SHORT TASK -
Edit the lines of the material from the line with "grid-point [112,296,120,304]" to the line with "grid-point [418,418,427,427]" by changing "grid-point" to "node", leaving everything else unchanged. Return only those lines.

— start of EXERCISE MATERIAL —

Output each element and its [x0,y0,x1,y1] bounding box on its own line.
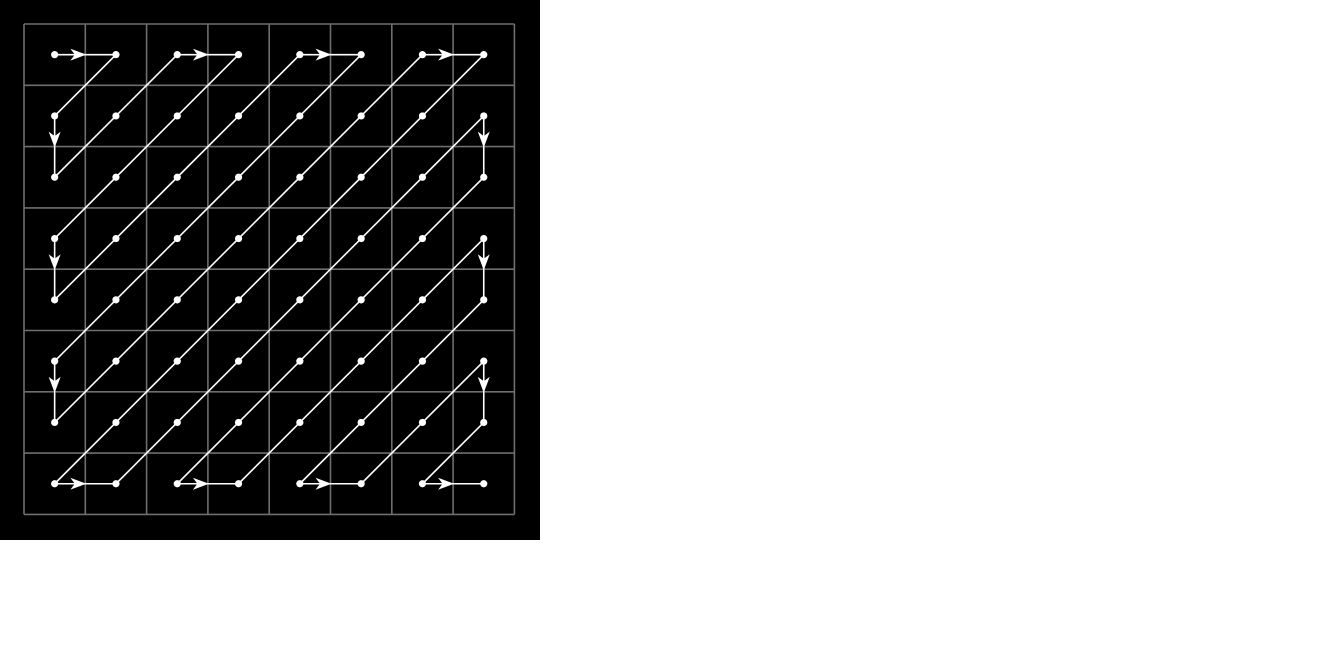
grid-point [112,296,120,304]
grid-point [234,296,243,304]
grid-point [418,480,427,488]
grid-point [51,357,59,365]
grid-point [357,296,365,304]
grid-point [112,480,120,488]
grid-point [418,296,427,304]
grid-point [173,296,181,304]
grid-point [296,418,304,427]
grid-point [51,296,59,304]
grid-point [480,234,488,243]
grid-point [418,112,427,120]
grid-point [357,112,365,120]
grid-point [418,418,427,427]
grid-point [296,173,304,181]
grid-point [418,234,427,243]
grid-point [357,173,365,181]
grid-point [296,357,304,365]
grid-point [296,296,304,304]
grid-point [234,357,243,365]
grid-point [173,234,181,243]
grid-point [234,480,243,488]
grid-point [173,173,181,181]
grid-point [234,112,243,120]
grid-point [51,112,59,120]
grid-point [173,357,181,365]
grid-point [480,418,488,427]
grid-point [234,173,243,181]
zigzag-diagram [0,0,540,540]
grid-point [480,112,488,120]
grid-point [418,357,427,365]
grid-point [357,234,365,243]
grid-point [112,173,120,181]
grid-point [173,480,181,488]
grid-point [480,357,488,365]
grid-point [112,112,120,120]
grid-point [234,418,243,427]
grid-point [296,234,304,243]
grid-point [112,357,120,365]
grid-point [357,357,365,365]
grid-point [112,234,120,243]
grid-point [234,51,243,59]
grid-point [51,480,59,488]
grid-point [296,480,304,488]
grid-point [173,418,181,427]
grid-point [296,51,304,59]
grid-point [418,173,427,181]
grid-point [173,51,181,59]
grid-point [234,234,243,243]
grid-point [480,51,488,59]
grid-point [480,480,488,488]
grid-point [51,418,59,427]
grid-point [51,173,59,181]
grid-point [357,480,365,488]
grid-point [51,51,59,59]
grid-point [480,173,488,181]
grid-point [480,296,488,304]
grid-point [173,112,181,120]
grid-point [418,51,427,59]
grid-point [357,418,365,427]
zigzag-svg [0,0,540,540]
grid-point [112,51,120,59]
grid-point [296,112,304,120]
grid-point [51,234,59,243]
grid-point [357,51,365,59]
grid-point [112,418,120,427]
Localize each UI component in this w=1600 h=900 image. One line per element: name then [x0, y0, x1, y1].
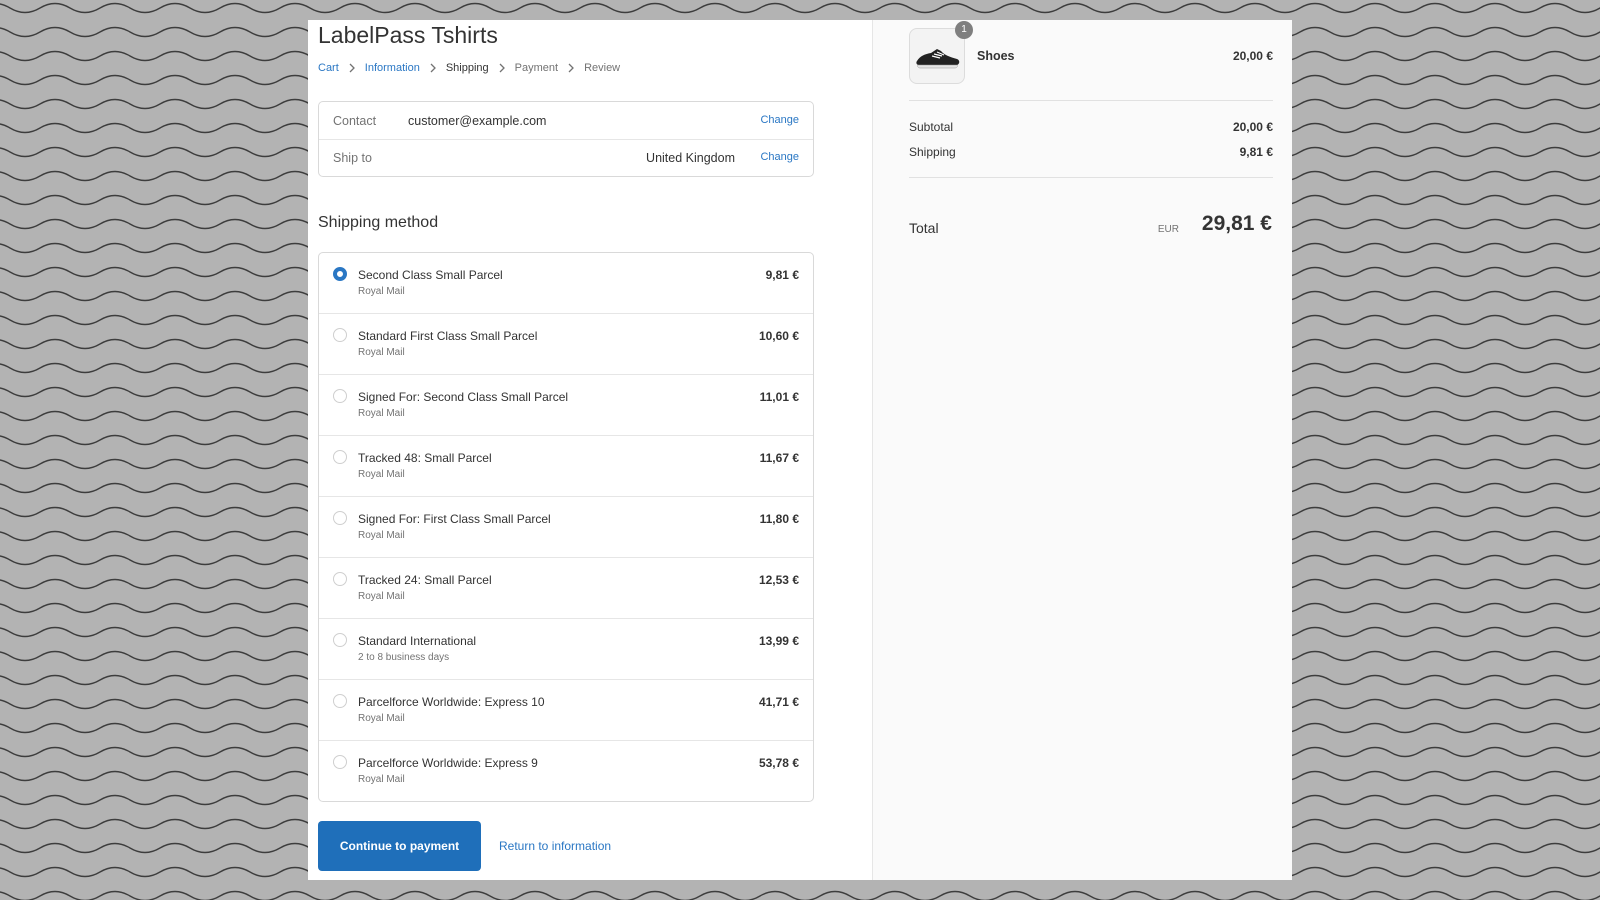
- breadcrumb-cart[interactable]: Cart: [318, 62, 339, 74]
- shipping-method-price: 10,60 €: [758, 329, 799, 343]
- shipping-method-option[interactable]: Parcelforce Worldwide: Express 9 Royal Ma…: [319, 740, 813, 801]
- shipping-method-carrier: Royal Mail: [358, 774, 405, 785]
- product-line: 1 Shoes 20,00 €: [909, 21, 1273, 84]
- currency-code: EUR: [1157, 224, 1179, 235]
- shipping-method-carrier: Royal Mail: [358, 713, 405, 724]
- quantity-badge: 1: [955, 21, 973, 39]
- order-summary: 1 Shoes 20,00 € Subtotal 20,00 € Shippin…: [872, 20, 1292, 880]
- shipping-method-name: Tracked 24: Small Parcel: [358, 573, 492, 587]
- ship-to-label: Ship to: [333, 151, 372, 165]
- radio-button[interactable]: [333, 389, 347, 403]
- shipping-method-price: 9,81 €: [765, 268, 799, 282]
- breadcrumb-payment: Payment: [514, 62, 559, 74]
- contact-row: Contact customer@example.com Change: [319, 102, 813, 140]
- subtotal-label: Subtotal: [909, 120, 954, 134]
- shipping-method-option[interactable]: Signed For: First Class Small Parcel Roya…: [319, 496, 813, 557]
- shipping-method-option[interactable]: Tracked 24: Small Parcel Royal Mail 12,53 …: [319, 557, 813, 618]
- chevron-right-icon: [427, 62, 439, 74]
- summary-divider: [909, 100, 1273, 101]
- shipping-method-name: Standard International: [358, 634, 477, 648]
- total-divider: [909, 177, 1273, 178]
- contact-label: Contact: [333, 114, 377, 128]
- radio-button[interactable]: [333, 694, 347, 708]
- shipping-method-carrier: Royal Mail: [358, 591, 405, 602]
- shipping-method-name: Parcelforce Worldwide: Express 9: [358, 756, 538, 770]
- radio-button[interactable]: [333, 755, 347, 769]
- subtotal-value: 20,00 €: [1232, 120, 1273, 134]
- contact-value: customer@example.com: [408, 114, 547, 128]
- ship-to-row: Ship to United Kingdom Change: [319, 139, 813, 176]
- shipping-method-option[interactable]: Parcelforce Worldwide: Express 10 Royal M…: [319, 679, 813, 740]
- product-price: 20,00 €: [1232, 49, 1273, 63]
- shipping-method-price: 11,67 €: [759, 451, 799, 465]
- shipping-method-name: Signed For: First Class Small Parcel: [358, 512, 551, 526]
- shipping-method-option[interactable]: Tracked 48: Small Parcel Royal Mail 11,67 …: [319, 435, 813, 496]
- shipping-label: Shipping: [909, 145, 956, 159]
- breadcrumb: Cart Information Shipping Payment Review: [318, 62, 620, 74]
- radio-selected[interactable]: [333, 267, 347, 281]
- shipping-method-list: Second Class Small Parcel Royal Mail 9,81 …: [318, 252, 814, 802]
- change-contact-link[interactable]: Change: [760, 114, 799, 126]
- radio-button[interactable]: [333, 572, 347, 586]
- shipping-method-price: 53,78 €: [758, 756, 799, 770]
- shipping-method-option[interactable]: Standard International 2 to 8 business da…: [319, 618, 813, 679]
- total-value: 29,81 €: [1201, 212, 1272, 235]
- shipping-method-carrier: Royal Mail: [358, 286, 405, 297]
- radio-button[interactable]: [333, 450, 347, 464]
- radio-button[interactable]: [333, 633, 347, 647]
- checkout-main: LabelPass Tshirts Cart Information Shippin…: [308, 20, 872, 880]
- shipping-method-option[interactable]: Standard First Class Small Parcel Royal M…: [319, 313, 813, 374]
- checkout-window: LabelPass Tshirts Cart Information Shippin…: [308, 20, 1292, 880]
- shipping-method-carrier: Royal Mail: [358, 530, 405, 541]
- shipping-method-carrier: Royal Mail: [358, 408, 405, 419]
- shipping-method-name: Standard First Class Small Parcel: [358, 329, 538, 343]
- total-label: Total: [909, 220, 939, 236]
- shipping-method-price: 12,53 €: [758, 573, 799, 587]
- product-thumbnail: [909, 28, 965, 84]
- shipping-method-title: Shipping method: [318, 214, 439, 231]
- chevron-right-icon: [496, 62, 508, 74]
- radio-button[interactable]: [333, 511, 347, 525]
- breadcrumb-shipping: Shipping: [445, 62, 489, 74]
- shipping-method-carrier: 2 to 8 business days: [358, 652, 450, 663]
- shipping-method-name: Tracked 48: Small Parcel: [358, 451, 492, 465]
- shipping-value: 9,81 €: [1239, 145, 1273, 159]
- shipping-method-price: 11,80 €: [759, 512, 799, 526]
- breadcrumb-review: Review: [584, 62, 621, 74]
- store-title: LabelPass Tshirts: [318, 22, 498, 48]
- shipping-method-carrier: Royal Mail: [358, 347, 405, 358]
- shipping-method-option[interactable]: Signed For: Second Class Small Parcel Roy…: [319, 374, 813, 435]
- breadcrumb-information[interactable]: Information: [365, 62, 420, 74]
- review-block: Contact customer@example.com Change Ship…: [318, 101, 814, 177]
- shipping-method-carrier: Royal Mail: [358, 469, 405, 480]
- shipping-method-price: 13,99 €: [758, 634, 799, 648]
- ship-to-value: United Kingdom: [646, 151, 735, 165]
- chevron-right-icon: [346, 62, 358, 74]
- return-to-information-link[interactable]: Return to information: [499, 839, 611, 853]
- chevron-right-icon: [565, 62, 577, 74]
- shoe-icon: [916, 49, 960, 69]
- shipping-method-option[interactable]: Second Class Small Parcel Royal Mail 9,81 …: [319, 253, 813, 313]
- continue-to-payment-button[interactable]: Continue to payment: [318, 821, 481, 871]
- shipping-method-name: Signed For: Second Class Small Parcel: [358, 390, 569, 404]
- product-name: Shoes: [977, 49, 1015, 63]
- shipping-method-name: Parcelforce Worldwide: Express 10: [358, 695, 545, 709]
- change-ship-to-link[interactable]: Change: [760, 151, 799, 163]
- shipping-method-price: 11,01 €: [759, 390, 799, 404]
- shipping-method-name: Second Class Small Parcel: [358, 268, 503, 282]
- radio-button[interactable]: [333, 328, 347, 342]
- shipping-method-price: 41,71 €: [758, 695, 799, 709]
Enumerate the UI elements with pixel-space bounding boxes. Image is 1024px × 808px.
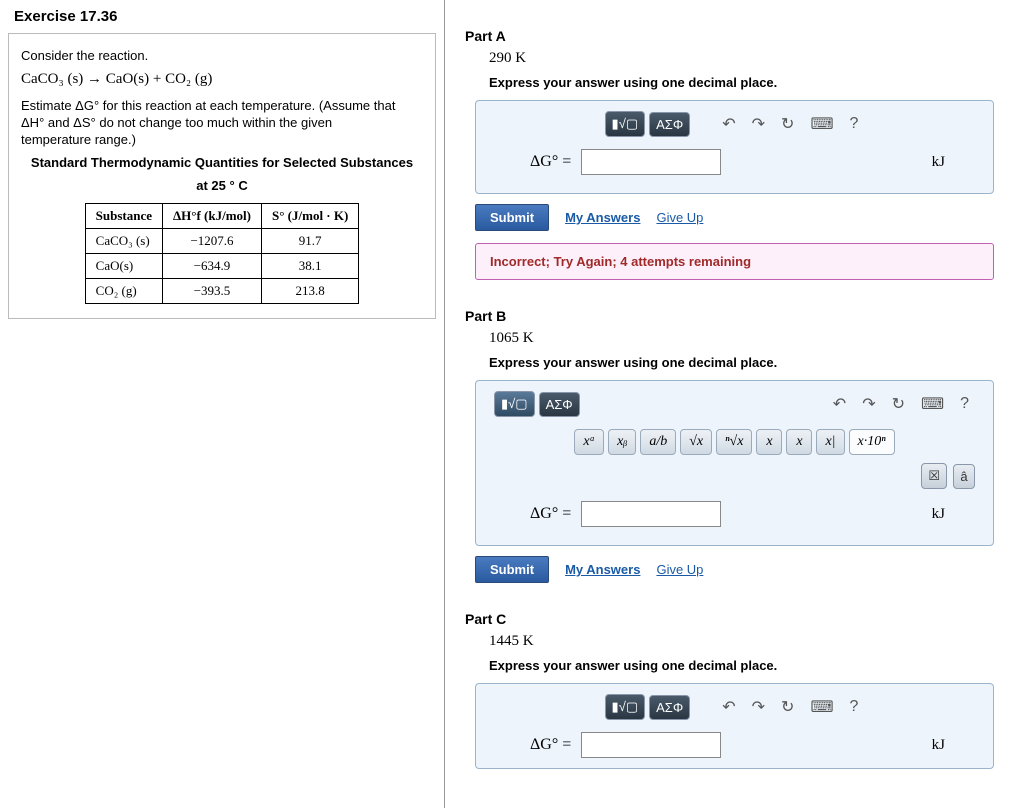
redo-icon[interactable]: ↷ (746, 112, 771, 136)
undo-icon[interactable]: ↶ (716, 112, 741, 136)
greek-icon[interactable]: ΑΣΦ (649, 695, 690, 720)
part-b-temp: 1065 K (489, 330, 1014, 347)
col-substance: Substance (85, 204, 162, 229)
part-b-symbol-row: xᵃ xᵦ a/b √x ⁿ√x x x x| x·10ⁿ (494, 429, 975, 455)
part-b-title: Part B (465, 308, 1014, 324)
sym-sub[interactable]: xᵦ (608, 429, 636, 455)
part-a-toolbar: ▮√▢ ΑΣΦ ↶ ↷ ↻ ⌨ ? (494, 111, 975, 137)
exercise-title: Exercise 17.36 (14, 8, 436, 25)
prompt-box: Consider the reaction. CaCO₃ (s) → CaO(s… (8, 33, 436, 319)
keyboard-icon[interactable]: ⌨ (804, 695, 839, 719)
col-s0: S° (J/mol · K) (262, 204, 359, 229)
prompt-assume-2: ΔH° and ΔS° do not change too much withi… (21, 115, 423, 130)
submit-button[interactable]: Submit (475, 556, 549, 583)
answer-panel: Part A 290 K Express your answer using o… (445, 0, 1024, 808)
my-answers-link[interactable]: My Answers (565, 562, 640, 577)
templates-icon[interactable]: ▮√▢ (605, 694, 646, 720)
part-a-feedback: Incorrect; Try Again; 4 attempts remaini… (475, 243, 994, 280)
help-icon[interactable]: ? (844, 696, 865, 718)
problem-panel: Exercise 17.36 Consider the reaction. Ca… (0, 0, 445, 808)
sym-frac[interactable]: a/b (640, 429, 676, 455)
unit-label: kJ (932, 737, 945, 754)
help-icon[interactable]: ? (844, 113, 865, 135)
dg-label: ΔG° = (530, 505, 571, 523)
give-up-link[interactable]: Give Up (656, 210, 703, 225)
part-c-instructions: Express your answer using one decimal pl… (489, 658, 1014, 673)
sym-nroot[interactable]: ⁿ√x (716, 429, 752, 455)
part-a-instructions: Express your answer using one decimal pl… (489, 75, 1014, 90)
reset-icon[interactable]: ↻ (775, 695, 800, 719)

— end of EXERCISE MATERIAL —

SOLUTION FOR THIS PROBLEM -
node [112,296,120,304]
node [234,296,243,304]
node [418,480,427,488]
node [51,357,59,365]
node [357,296,365,304]
node [112,480,120,488]
node [418,296,427,304]
node [173,296,181,304]
node [296,418,304,427]
node [51,296,59,304]
node [480,234,488,243]
node [418,112,427,120]
node [357,112,365,120]
node [418,418,427,427]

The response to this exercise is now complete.